Figure record listings:
──────
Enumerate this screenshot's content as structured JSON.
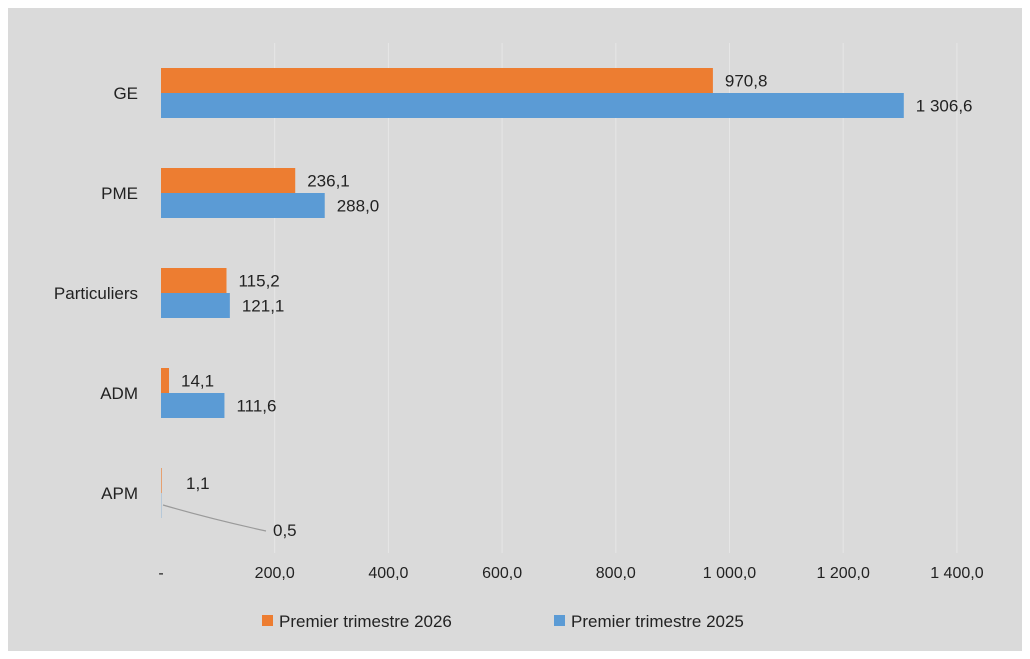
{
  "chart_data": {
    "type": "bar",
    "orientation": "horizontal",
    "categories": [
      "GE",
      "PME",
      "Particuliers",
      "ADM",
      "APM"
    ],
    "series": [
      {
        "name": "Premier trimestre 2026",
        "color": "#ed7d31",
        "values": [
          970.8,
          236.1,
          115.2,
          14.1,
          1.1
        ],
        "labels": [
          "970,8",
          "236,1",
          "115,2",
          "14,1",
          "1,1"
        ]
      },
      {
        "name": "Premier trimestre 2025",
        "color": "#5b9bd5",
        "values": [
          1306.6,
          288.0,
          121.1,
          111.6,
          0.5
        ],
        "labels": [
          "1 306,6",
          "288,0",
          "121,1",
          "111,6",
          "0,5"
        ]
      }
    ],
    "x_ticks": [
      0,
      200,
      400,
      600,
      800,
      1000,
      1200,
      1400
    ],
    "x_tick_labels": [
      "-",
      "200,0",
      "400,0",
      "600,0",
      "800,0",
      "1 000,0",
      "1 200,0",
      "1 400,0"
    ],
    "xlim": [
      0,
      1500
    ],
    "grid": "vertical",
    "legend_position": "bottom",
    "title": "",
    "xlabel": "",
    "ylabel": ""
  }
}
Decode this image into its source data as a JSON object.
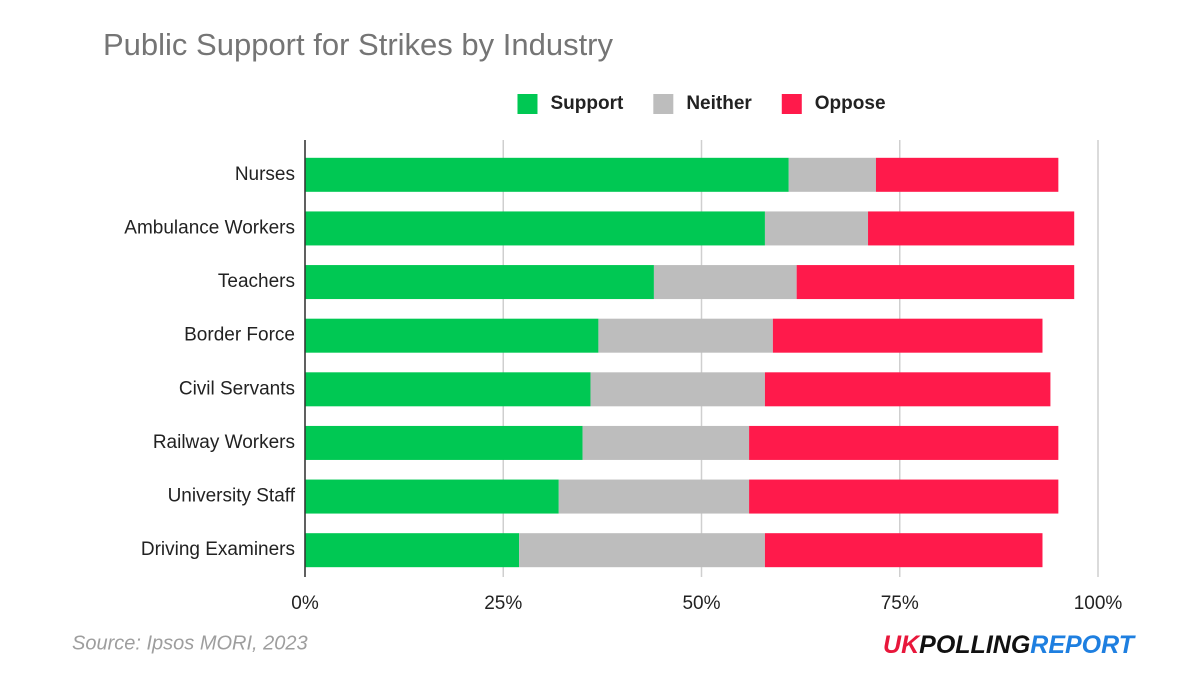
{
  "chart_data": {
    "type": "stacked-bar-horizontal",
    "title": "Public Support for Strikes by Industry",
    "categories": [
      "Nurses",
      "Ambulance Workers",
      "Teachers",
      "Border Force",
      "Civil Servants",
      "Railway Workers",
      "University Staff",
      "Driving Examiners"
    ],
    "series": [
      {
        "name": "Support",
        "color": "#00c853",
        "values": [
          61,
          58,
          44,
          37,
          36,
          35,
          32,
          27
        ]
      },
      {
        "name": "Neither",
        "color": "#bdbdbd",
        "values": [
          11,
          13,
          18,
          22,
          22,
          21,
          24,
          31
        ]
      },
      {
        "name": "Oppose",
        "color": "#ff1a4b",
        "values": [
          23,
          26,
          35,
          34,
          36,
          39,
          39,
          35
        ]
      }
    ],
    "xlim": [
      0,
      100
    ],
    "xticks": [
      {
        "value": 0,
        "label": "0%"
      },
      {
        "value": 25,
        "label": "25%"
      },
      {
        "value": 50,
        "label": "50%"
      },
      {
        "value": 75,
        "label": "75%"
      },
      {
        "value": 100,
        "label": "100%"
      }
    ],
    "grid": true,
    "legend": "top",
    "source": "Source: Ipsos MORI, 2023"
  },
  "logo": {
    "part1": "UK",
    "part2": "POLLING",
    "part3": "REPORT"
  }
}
──────
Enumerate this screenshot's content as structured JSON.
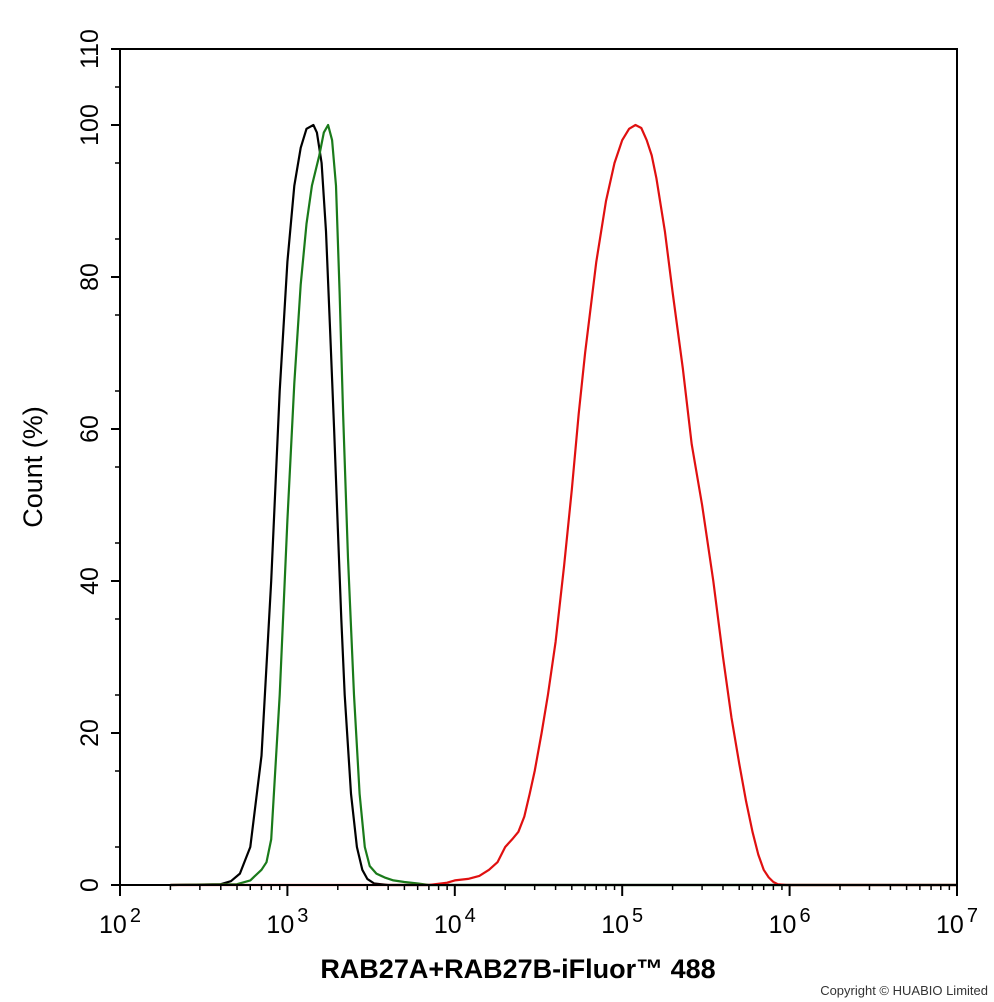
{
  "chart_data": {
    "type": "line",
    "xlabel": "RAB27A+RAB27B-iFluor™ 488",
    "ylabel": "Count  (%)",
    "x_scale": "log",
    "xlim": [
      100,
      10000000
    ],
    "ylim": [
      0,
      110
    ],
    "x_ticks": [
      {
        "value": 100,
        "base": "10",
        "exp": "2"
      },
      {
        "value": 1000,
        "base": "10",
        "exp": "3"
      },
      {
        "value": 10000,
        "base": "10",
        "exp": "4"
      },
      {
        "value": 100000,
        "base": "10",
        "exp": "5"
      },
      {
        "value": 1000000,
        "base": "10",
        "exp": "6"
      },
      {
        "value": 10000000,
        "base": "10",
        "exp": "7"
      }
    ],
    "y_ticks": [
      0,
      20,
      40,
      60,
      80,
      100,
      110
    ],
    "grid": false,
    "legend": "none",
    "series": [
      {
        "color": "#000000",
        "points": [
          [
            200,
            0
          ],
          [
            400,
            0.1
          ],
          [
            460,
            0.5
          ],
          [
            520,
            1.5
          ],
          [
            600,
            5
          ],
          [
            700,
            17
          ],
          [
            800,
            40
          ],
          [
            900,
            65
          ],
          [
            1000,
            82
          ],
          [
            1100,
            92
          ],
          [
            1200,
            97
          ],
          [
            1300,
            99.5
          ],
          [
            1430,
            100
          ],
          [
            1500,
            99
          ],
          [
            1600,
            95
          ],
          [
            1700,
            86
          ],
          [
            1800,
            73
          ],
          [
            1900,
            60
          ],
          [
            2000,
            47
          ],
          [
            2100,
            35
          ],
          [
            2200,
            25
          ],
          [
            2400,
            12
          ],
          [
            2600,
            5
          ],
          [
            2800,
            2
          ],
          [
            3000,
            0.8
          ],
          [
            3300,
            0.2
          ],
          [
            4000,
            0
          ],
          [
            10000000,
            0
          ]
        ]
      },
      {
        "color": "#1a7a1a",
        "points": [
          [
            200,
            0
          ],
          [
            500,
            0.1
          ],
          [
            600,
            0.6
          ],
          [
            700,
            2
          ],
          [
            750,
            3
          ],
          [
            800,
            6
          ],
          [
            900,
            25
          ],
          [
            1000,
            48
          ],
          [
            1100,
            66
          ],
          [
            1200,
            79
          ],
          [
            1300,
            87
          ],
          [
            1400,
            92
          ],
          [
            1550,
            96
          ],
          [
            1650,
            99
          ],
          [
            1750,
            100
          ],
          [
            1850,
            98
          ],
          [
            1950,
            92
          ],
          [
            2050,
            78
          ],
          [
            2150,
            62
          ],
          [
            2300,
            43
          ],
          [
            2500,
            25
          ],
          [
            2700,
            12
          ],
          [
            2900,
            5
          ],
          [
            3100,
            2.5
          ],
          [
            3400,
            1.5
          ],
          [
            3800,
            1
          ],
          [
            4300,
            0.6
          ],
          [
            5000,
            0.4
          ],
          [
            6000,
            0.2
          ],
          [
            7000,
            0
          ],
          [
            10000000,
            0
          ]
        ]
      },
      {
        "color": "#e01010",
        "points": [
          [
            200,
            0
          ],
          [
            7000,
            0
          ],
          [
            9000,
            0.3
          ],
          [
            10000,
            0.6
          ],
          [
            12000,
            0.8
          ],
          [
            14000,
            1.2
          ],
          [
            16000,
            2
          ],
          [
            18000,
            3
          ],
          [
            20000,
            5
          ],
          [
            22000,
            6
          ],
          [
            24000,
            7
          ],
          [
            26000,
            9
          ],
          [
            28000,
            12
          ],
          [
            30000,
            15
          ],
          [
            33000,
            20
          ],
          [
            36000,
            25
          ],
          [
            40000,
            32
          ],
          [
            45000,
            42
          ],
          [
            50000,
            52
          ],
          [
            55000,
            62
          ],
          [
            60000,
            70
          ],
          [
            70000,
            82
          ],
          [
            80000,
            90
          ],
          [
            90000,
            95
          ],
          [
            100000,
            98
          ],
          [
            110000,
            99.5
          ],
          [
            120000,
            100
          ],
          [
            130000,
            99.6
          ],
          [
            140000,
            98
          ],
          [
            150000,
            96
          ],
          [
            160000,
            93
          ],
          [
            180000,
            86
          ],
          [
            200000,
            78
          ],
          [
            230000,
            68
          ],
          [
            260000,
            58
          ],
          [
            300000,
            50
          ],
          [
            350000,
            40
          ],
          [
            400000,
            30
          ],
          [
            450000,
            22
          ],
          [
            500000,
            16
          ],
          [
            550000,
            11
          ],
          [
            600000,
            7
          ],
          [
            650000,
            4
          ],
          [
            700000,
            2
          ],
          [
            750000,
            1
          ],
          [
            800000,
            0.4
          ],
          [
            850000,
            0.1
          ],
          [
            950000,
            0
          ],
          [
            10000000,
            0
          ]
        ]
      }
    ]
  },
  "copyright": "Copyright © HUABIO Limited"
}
──────
_Exercise requirements:_ Copy every line of the listing that includes the string "trimestre".

_Answer to the exercise:_
        "name": "Premier trimestre 2026",
        "name": "Premier trimestre 2025",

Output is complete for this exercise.